Well it is well and truly fall in the UK, heck it is down right chilly out. I had to venture into the attic this weekend to get my winter coats out. I have been clearing the garden out an harvesting the last of my squash to store away for future use. I also made a trip to my local farm shop and picked up our jack o lantern. As they usually disappear quite quickly I have been stocking up on cooking pumpkins as well as ocado have a fantastic variety called delica. It taste is much richer and far less watery than it’s orange fleshed cousin.
Oddly it is easier to de-seed as well. I have been roasting them and freezing the puree so that I have homemade puree throughout the winter. Not that I don’t like the canned pumpkin that I grew up with, however there is nothing like a homemade pumpkin pie made with homemade pumpkin puree. The taste is much richer, you can slow roast the pumpkin until it literally falls apart and starts to caramelise.
Due to the poor weather we have had this year, my squash harvest had to come in a bit earlier than expected and I have lovingly (and carefully) picked all squash off the vines and have them tucked away in my cupboard.
I was able to pick 3 more spaghetti squash, 1 mystery squash, and 3 acorn squash. I have all manner of plans for them all, and will post recipes soon. For now, I have been baking bread and making jewel toned salads.
I have always shied away from making my own bread. To me, homemade bread was either bought from the local bakers or something that went from the packet, to the bread maker and voila! Homemade bread. I have been on a kick lately to learn how to bake bread properly, having been glued to the TV throughout The Great British Bake Off series and have decided that this is my year to learn, albeit quickly. I have signed up with a well known cookery school in London to learn at the end of November, and hope to be fully proficient at the end of my course. Ok, realistically, I hope to be able to properly knead and bake 1 or 2 types of bread by the end of the year.
Last weekend was truly awful weather and I had no fresh bread, and needed some within an hour to go with lunch. I looked through what I had in the pantry and fridge and off I went in search of the perfect recipe. My search took me to an easy soda bread recipe by Hugh Fearnley-Whittingstall called Easy soda bread. The clue is in the name, however don’t be expecting the traditional irish soda bread, but it makes a nice loaf that is good that day and only useful for toasting the next.

▶ Required work:
**a.** In the post about squash and bread, what is the name of the pumpkin variety ocado sells?
**b.** From the squash and bread post, extract word for word the part that opens with the words containing "Due to the poor" and closes with "in my cupboard.".
The listing after this point isn't needed.

▶ Records supplied:

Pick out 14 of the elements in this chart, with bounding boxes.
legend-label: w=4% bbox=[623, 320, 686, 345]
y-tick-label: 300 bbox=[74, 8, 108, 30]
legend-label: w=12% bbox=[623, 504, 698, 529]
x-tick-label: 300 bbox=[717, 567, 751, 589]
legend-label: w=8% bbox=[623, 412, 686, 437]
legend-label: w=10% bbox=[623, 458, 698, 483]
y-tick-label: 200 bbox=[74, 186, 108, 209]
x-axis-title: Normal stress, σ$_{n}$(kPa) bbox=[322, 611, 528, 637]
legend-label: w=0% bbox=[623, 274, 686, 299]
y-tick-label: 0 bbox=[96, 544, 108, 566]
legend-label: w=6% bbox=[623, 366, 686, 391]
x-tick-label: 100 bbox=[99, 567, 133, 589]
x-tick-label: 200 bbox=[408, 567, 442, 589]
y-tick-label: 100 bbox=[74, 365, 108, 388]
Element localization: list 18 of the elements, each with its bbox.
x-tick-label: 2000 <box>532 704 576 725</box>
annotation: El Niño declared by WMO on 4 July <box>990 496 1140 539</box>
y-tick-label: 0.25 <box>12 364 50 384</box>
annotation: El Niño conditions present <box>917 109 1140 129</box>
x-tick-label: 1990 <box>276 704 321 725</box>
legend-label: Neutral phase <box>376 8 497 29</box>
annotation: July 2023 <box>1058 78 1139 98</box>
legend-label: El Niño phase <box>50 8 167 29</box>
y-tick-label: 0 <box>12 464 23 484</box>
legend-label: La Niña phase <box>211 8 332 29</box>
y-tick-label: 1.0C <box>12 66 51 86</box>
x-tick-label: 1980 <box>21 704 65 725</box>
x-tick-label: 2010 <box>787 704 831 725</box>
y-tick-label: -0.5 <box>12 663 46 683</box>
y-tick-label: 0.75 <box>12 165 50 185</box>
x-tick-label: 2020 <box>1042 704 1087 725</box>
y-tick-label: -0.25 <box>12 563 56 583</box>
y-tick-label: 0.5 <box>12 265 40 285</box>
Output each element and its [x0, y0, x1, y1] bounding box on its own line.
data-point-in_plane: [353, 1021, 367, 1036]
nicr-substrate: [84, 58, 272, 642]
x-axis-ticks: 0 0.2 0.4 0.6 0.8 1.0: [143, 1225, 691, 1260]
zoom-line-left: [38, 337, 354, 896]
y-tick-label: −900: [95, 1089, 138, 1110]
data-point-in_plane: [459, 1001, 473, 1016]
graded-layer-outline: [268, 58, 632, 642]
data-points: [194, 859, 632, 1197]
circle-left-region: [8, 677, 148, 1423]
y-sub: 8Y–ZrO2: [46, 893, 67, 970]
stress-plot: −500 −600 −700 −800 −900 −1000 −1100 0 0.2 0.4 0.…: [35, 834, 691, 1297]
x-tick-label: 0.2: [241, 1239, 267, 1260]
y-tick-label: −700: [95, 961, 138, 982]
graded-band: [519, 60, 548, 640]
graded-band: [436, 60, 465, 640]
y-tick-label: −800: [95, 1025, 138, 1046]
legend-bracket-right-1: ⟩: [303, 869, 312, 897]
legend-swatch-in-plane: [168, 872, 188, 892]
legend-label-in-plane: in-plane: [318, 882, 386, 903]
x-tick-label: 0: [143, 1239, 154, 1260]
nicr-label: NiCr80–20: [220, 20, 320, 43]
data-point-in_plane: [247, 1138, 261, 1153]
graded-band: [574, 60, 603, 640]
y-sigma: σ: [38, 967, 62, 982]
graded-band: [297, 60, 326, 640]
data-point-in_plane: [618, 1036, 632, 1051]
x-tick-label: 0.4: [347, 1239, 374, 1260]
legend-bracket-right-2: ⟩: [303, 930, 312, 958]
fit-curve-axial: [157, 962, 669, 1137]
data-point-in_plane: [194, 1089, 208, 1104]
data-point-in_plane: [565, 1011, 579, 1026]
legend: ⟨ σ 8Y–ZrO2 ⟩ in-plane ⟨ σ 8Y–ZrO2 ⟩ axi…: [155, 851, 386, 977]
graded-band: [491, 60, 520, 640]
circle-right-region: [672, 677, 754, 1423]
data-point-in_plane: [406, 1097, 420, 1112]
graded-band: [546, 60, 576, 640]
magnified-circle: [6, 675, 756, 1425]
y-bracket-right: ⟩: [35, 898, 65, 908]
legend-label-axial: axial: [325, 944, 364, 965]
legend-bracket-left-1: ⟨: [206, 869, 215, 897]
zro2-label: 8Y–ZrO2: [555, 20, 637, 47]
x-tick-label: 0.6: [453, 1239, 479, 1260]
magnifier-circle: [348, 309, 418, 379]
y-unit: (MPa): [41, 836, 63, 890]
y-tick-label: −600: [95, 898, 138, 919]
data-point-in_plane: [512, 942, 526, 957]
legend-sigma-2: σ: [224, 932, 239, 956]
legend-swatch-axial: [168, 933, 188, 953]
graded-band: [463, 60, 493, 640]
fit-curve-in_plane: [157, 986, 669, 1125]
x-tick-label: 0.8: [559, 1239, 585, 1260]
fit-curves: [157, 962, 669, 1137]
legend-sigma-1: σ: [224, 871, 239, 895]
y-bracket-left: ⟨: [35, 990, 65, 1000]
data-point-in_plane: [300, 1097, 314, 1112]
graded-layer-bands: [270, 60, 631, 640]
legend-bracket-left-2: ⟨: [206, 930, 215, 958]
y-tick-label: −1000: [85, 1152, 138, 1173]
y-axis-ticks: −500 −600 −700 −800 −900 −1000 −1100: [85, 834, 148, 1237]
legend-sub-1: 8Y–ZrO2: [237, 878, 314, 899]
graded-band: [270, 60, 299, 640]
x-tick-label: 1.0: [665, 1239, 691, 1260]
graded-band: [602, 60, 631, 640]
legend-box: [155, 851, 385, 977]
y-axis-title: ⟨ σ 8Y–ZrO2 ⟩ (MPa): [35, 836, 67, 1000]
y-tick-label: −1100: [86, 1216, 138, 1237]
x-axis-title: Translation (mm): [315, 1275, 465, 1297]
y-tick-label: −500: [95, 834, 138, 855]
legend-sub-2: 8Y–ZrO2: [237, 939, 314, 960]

...

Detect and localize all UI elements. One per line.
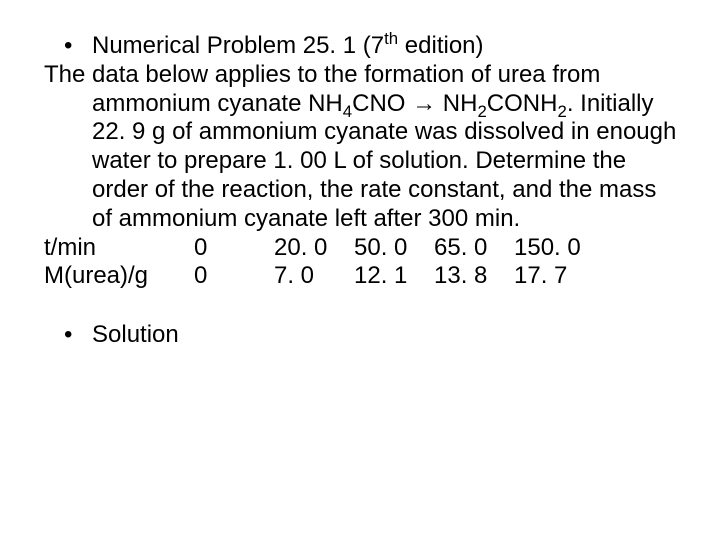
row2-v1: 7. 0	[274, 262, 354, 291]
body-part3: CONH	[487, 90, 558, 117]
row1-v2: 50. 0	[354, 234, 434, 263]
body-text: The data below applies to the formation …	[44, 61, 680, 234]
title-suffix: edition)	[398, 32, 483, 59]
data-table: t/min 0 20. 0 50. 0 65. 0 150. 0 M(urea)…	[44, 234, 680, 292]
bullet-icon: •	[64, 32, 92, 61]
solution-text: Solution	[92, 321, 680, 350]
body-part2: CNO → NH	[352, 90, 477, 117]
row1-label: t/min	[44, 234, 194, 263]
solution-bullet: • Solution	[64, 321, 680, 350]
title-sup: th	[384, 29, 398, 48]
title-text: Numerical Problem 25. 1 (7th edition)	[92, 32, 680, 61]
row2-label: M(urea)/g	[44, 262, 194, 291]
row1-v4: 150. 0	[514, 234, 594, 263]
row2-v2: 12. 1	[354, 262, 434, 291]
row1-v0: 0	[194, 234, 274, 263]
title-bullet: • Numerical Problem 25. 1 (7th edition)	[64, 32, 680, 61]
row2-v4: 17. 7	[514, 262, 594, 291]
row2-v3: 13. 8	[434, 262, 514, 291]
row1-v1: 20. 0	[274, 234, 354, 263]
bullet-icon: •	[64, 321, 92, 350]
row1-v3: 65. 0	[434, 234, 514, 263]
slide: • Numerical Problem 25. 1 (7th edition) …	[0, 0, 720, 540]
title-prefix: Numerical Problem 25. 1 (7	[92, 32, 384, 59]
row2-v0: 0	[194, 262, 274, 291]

▶ Written responses:
**a.** Delica.

**b.**
Due to the poor weather we have had this year, my squash harvest had to come in a bit earlier than expected and I have lovingly (and carefully) picked all squash off the vines and have them tucked away in my cupboard.